* **Required task**
Extract every line where the string "title" appears.

Records excerpted from a collection
↓

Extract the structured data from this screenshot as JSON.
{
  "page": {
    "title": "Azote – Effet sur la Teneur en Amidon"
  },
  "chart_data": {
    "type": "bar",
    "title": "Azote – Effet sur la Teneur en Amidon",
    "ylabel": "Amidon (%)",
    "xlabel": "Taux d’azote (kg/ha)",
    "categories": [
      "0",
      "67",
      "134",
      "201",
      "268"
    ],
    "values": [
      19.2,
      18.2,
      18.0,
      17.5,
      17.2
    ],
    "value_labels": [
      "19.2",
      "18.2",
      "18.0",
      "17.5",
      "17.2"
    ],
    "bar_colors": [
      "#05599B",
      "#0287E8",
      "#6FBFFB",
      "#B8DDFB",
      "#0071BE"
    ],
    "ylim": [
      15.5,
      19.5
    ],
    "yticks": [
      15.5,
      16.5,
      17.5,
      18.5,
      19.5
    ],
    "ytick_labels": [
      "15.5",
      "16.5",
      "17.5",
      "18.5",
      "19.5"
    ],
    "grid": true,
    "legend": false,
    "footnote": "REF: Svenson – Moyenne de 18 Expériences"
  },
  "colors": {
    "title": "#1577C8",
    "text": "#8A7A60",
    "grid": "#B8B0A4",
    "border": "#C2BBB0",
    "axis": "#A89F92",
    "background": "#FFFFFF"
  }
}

↑
↓

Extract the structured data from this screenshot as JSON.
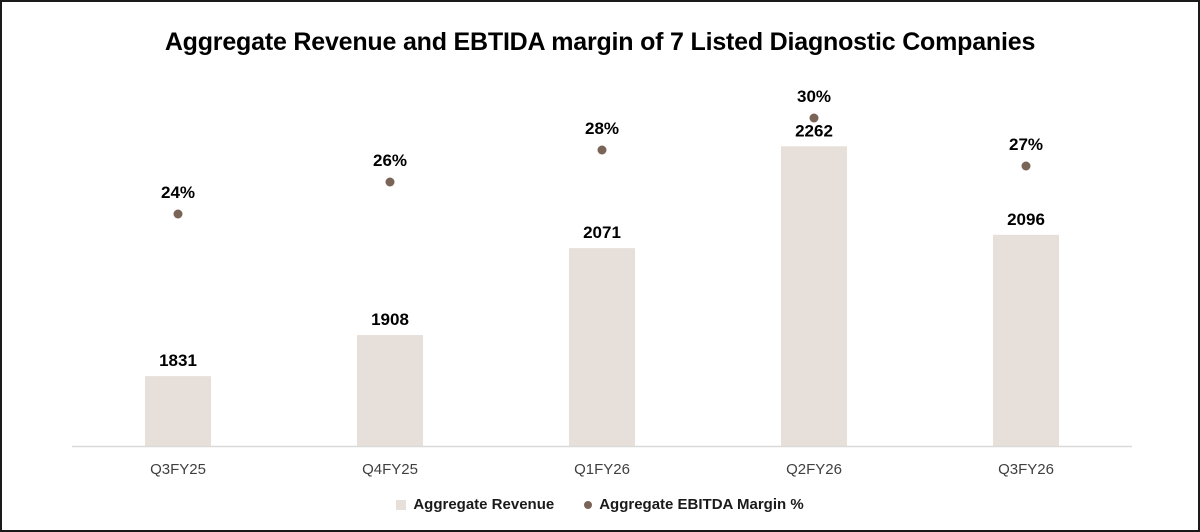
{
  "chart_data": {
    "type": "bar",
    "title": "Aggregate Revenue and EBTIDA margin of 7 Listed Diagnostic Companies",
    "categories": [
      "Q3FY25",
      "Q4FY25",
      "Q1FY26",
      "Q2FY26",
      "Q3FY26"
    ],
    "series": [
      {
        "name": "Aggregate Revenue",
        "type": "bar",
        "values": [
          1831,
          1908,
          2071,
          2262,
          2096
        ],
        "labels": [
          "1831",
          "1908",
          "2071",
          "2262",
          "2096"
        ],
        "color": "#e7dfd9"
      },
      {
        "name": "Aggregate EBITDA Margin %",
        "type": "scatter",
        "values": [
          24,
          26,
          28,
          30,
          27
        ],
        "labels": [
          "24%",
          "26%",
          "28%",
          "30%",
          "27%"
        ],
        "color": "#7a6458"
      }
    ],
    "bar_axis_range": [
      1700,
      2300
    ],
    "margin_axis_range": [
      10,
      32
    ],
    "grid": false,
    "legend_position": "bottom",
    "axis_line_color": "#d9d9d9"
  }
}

↑
↓

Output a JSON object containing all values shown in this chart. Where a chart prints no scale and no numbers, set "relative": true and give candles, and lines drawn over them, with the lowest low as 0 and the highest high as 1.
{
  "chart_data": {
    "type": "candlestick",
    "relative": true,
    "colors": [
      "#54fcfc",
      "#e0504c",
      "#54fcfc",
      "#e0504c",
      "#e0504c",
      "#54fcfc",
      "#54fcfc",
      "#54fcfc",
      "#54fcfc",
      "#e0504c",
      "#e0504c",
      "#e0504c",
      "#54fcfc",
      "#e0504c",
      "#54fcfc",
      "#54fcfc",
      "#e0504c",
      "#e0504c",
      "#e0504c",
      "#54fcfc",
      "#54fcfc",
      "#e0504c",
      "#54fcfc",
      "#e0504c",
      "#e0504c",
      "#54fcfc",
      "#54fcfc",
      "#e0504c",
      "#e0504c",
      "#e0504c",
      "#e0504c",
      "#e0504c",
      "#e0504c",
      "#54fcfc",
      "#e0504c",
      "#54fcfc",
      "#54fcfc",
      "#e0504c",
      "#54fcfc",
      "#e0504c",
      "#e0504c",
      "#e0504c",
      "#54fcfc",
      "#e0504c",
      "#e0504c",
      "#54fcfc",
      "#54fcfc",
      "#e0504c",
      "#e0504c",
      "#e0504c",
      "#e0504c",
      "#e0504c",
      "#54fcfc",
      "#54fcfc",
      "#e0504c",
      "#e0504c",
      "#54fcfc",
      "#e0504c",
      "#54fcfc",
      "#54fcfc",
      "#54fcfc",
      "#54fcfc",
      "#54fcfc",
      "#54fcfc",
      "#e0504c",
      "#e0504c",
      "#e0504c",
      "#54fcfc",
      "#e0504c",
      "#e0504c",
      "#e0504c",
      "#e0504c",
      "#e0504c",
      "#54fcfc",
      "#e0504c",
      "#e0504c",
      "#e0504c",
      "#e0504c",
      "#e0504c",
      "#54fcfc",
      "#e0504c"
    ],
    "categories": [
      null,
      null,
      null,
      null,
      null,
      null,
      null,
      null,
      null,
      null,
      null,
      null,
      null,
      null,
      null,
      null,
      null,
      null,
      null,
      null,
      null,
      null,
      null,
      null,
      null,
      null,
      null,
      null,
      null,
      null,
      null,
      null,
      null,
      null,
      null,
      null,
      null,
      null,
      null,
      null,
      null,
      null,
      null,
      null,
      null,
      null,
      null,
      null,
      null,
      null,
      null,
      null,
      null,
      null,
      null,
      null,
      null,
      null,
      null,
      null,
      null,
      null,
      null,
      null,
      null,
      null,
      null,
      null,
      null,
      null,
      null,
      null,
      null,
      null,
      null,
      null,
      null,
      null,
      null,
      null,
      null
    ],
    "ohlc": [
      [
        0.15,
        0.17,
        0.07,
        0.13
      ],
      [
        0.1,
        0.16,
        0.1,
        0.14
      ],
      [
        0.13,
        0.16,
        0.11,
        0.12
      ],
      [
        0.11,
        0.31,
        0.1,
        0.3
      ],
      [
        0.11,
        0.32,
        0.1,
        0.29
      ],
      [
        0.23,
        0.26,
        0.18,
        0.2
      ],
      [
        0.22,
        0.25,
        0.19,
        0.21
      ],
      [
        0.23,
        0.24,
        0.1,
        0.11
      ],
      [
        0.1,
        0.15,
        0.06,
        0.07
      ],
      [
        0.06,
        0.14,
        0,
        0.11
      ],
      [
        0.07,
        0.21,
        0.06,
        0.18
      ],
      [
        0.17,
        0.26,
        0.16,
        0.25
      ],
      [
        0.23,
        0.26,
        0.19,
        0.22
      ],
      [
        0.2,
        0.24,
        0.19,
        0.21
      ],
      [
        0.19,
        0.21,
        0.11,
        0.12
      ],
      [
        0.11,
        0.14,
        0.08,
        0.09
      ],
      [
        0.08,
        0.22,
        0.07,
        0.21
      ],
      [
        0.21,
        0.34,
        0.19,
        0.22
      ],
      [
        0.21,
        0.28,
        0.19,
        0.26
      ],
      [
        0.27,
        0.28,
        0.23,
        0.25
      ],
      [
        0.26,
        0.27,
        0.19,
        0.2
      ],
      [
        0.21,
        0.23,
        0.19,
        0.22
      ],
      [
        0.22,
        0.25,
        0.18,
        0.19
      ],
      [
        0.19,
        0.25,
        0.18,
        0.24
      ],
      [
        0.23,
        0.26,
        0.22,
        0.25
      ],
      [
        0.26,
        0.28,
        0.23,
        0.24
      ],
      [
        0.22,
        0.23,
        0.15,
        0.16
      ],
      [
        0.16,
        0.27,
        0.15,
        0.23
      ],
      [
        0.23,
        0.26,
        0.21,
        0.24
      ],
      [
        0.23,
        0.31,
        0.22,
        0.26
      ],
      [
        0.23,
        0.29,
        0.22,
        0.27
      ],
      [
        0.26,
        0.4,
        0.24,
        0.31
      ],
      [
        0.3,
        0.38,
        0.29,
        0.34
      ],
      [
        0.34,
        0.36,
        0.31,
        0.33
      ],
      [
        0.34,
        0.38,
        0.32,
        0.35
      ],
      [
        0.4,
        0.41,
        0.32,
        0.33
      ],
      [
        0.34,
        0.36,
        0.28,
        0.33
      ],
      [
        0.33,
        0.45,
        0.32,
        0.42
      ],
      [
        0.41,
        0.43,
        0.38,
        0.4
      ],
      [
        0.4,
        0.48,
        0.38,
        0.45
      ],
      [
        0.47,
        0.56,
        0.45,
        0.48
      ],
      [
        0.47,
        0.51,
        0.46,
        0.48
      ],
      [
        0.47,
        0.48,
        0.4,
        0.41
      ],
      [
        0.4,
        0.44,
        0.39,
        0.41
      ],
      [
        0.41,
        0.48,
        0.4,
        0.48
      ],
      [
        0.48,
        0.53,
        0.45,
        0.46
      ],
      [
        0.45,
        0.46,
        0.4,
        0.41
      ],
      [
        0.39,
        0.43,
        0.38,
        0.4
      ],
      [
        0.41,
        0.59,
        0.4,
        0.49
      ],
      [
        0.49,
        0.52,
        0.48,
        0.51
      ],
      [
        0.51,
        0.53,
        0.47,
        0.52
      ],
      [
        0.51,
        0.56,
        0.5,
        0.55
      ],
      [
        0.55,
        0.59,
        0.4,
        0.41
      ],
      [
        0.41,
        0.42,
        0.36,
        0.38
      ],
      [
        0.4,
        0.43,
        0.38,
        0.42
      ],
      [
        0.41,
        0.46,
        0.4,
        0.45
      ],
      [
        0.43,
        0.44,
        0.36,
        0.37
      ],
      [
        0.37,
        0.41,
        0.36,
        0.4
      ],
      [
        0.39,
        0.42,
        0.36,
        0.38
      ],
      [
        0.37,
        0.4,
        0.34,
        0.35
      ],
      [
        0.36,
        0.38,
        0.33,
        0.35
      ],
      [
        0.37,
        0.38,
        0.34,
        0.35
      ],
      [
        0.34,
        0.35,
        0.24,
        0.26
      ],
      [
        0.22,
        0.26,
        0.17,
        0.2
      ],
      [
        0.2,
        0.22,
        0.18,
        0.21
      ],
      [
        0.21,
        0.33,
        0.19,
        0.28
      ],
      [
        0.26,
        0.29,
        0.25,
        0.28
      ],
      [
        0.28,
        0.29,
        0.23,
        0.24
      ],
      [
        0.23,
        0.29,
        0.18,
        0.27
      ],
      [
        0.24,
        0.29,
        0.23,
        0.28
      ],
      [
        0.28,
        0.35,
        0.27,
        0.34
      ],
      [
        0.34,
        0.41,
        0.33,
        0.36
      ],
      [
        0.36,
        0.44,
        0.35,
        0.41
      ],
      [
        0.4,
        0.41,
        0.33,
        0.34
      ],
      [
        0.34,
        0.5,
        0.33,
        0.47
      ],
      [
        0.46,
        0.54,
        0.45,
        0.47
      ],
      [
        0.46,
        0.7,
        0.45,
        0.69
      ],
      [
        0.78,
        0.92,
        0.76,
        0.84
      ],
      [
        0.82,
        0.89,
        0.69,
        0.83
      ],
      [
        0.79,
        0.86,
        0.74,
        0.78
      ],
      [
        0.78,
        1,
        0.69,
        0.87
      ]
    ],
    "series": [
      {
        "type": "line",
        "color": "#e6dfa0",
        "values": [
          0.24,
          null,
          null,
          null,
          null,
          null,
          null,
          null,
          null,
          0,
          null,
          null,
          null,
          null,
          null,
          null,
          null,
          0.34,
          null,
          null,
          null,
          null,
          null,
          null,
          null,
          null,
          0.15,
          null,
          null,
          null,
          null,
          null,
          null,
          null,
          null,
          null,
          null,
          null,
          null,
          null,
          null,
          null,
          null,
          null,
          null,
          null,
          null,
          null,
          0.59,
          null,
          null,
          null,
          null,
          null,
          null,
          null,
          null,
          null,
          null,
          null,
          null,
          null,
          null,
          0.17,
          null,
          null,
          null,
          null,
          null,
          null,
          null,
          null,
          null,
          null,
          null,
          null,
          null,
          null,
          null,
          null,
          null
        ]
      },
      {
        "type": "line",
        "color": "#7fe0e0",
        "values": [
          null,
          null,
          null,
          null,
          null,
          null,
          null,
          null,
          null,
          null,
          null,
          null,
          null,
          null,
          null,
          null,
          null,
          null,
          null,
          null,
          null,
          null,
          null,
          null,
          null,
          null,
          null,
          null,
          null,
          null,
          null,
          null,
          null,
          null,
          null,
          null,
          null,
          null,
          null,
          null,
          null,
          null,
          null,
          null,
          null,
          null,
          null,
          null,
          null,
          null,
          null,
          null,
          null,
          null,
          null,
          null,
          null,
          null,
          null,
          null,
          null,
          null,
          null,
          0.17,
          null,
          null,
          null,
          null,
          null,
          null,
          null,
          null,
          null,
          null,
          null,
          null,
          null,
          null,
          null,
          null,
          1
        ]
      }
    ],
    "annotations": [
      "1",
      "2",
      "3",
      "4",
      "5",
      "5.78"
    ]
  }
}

↑

* **Task result**
    "title": "Azote – Effet sur la Teneur en Amidon"
    "title": "Azote – Effet sur la Teneur en Amidon",
    "title": "#1577C8",
    "title": "Aggregate Revenue and EBTIDA margin of 7 Listed Diagnostic Companies",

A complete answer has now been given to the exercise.